*REQUIRED WORK*.
From the listing that follows, output everything exactly except the pictures.

>> start TASK INPUTS

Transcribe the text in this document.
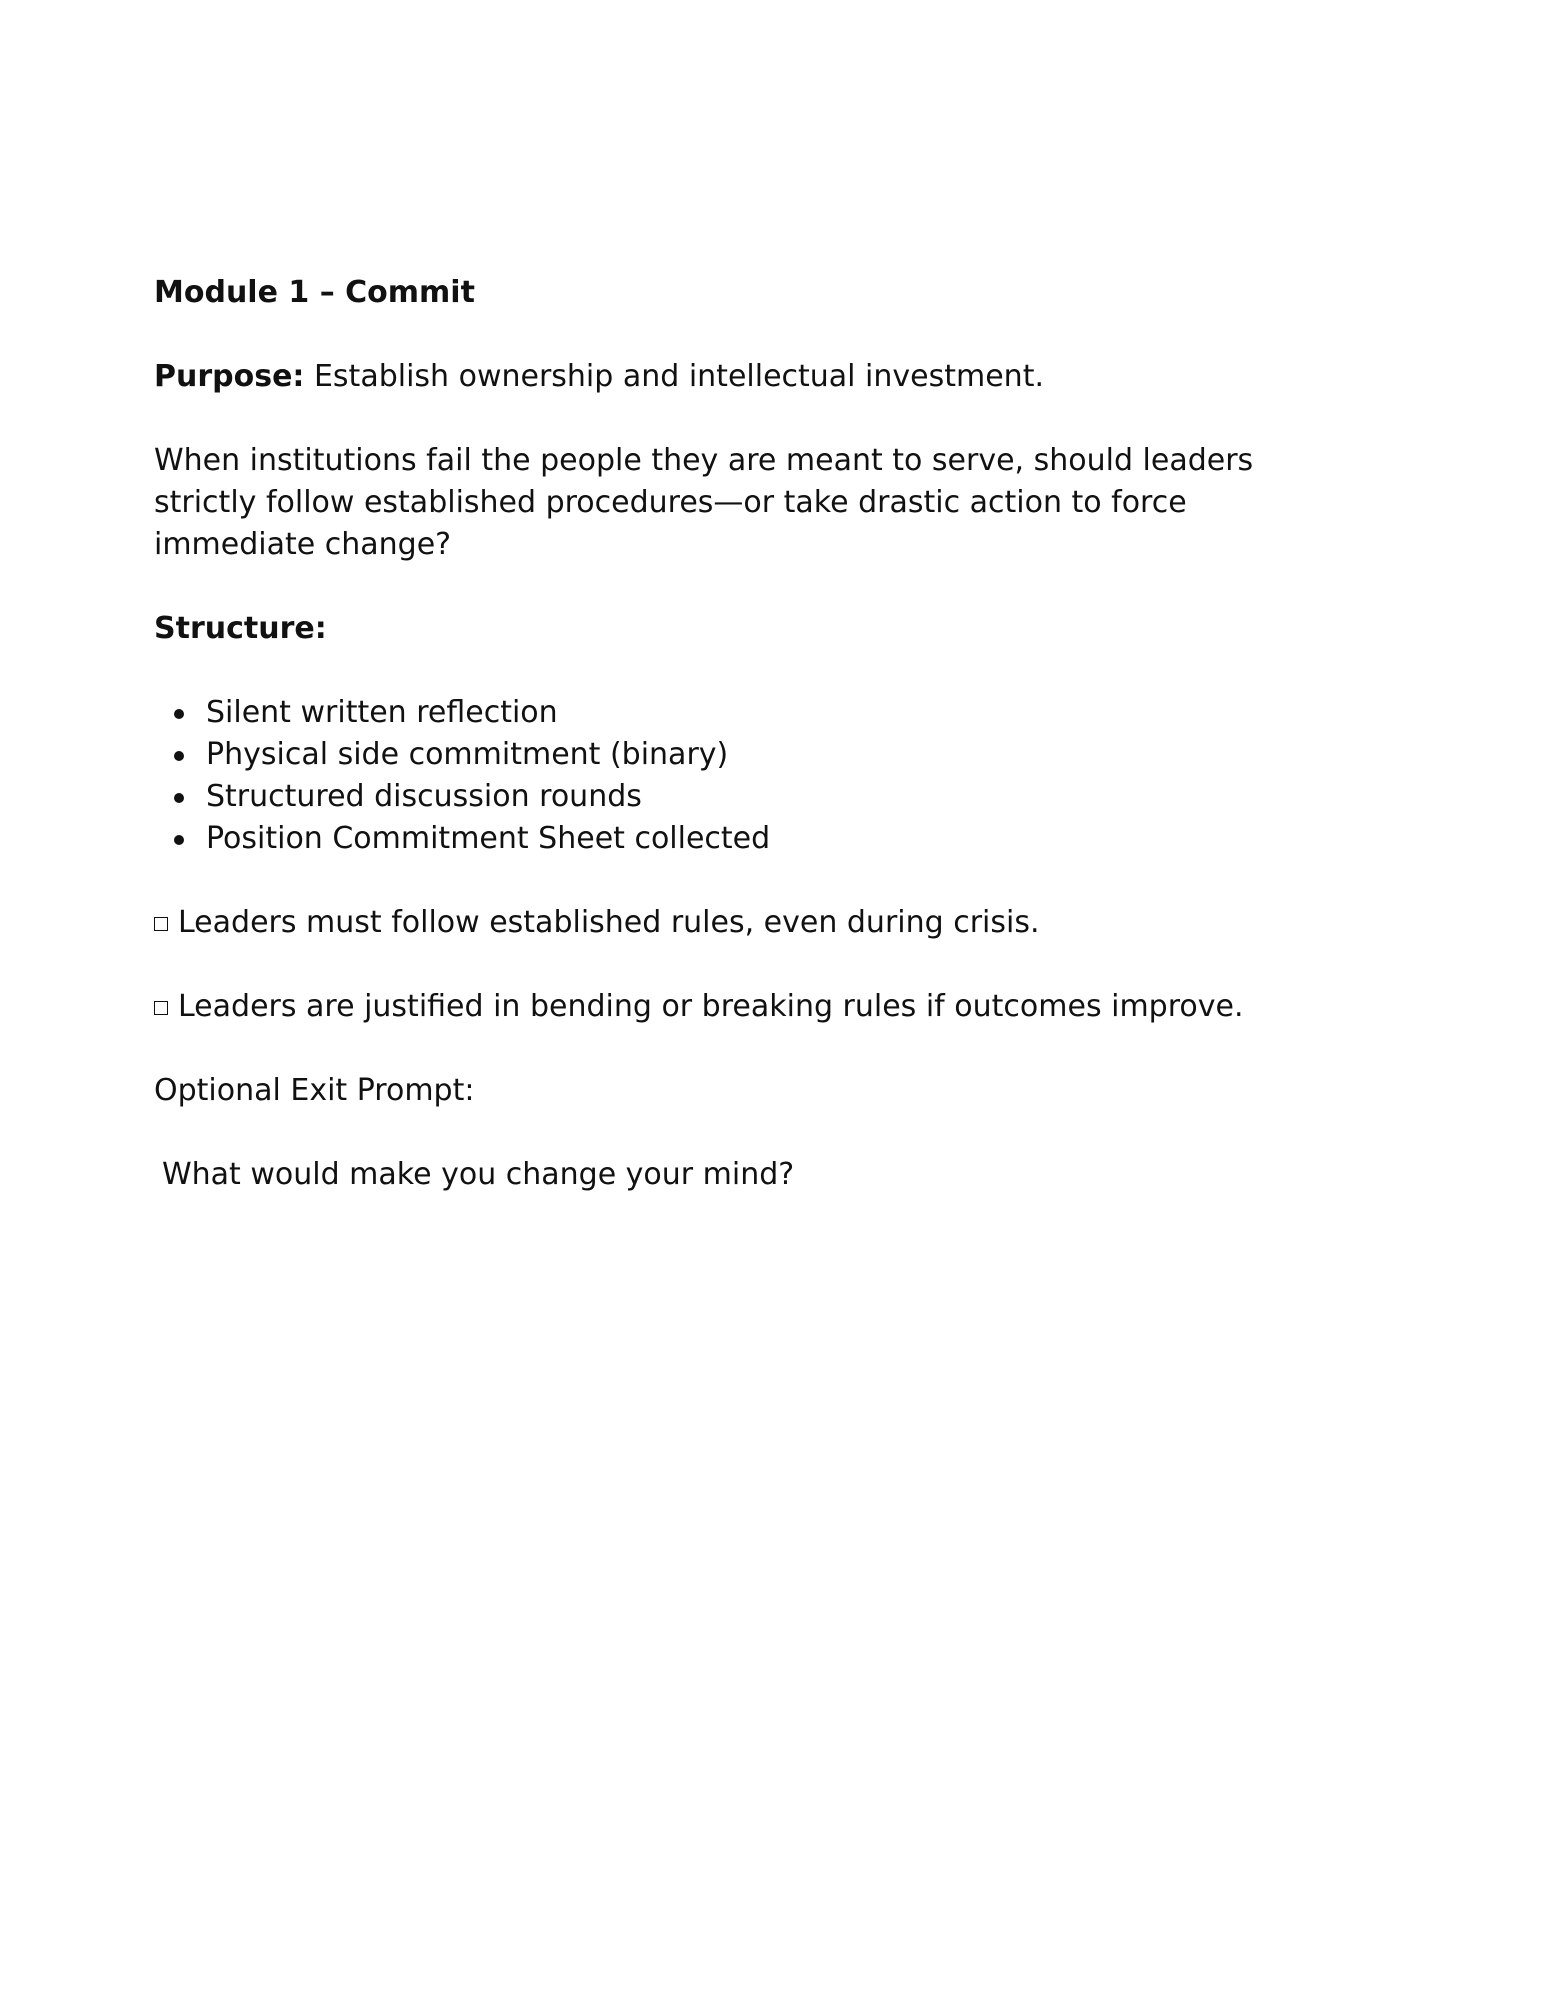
Module 1 – Commit

Purpose: Establish ownership and intellectual investment.

When institutions fail the people they are meant to serve, should leaders strictly follow established procedures—or take drastic action to force immediate change?

Structure:

Silent written reflection
Physical side commitment (binary)
Structured discussion rounds
Position Commitment Sheet collected

Leaders must follow established rules, even during crisis.

Leaders are justified in bending or breaking rules if outcomes improve.

Optional Exit Prompt:

What would make you change your mind?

>> end TASK INPUTS

*REPLY*.
Transcribe the text in this document.
Module 1 – Commit

Purpose: Establish ownership and intellectual investment.

When institutions fail the people they are meant to serve, should leaders strictly follow established procedures—or take drastic action to force immediate change?

Structure:

Silent written reflection
Physical side commitment (binary)
Structured discussion rounds
Position Commitment Sheet collected

Leaders must follow established rules, even during crisis.

Leaders are justified in bending or breaking rules if outcomes improve.

Optional Exit Prompt:

What would make you change your mind?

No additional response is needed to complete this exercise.